Check every line below for the string "Klamath", and copy the lines that contain it.
▶
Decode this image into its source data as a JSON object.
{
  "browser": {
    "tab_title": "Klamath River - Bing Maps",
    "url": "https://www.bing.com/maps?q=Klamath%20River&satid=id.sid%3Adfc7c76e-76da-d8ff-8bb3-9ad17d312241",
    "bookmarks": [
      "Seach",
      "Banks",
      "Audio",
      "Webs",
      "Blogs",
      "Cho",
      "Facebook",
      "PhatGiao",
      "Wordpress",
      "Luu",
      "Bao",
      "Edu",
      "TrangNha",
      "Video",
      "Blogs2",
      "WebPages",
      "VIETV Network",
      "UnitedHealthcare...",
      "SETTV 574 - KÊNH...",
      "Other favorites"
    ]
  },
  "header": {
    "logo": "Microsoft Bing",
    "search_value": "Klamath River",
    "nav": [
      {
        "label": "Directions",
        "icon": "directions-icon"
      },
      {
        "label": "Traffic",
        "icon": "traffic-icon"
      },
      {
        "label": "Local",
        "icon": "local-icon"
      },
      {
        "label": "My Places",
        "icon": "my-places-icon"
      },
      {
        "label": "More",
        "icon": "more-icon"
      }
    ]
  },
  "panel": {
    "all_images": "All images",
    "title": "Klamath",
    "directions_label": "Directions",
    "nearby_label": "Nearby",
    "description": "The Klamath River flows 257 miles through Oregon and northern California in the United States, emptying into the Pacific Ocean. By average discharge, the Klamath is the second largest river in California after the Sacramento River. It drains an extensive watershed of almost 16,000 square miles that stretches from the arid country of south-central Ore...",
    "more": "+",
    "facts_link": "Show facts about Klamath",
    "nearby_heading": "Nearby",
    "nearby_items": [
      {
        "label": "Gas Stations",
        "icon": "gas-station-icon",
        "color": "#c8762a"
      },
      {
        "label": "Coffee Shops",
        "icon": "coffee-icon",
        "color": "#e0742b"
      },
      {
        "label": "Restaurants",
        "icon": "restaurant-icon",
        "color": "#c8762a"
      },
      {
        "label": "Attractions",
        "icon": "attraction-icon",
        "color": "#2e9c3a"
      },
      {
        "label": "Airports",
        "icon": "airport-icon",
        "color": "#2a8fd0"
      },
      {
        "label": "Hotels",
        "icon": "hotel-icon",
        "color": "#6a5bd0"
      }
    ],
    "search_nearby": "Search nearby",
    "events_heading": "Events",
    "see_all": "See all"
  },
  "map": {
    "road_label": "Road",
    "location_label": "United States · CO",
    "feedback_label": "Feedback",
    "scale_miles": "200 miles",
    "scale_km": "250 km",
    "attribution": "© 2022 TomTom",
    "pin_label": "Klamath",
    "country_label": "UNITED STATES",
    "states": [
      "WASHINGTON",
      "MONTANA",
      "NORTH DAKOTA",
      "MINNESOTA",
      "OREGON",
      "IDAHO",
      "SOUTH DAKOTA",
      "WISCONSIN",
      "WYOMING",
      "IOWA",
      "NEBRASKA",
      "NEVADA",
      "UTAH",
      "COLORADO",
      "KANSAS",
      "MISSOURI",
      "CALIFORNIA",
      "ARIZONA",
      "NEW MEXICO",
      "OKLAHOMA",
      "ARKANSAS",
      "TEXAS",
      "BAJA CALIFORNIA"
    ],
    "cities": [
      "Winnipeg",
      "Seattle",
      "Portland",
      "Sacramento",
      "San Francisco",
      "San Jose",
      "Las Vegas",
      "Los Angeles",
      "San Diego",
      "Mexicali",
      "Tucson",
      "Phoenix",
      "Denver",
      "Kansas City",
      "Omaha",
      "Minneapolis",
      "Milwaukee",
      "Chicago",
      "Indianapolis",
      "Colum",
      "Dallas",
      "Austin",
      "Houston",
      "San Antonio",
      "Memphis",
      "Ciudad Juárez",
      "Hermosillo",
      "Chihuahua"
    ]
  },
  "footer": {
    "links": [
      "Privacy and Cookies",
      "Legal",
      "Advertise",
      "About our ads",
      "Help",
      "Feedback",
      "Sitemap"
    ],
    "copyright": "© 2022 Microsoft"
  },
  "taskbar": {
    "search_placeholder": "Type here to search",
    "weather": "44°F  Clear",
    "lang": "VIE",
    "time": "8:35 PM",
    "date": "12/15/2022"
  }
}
◀
» Correct result
    "tab_title": "Klamath River - Bing Maps",
    "url": "https://www.bing.com/maps?q=Klamath%20River&satid=id.sid%3Adfc7c76e-76da-d8ff-8bb3-9ad17d312241",
    "search_value": "Klamath River",
    "title": "Klamath",
    "description": "The Klamath River flows 257 miles through Oregon and northern California in the United States, emptying into the Pacific Ocean. By average discharge, the Klamath is the second largest river in California after the Sacramento River. It drains an extensive watershed of almost 16,000 square miles that stretches from the arid country of south-central Ore...",
    "facts_link": "Show facts about Klamath",
    "pin_label": "Klamath",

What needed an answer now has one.